Excerpt from a dataset
┌──

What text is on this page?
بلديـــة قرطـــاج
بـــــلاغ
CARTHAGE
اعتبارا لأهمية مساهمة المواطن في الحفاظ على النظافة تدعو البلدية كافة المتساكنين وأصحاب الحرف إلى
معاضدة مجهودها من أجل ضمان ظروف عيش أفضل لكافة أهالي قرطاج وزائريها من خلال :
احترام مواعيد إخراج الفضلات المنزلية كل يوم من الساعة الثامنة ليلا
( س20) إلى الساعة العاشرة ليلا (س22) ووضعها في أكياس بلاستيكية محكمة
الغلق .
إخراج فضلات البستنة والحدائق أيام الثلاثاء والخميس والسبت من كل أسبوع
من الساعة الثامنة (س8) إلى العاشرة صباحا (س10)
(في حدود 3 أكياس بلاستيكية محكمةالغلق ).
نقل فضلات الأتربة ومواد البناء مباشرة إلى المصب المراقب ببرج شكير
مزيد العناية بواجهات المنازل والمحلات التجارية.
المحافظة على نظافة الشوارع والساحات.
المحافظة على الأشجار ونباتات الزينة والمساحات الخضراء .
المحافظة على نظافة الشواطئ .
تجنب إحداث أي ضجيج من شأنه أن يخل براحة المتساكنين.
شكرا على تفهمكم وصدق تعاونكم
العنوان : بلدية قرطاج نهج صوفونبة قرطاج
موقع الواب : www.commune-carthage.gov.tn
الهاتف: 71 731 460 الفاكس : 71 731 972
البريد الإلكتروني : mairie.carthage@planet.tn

└──

The entries above must be returned exactly.

• [SOLUTION TO THIS EXERCISE]
What text is on this page?
بلديـــة قرطـــاج
بـــــلاغ
CARTHAGE
اعتبارا لأهمية مساهمة المواطن في الحفاظ على النظافة تدعو البلدية كافة المتساكنين وأصحاب الحرف إلى
معاضدة مجهودها من أجل ضمان ظروف عيش أفضل لكافة أهالي قرطاج وزائريها من خلال :
احترام مواعيد إخراج الفضلات المنزلية كل يوم من الساعة الثامنة ليلا
( س20) إلى الساعة العاشرة ليلا (س22) ووضعها في أكياس بلاستيكية محكمة
الغلق .
إخراج فضلات البستنة والحدائق أيام الثلاثاء والخميس والسبت من كل أسبوع
من الساعة الثامنة (س8) إلى العاشرة صباحا (س10)
(في حدود 3 أكياس بلاستيكية محكمةالغلق ).
نقل فضلات الأتربة ومواد البناء مباشرة إلى المصب المراقب ببرج شكير
مزيد العناية بواجهات المنازل والمحلات التجارية.
المحافظة على نظافة الشوارع والساحات.
المحافظة على الأشجار ونباتات الزينة والمساحات الخضراء .
المحافظة على نظافة الشواطئ .
تجنب إحداث أي ضجيج من شأنه أن يخل براحة المتساكنين.
شكرا على تفهمكم وصدق تعاونكم
العنوان : بلدية قرطاج نهج صوفونبة قرطاج
موقع الواب : www.commune-carthage.gov.tn
الهاتف: 71 731 460 الفاكس : 71 731 972
البريد الإلكتروني : mairie.carthage@planet.tn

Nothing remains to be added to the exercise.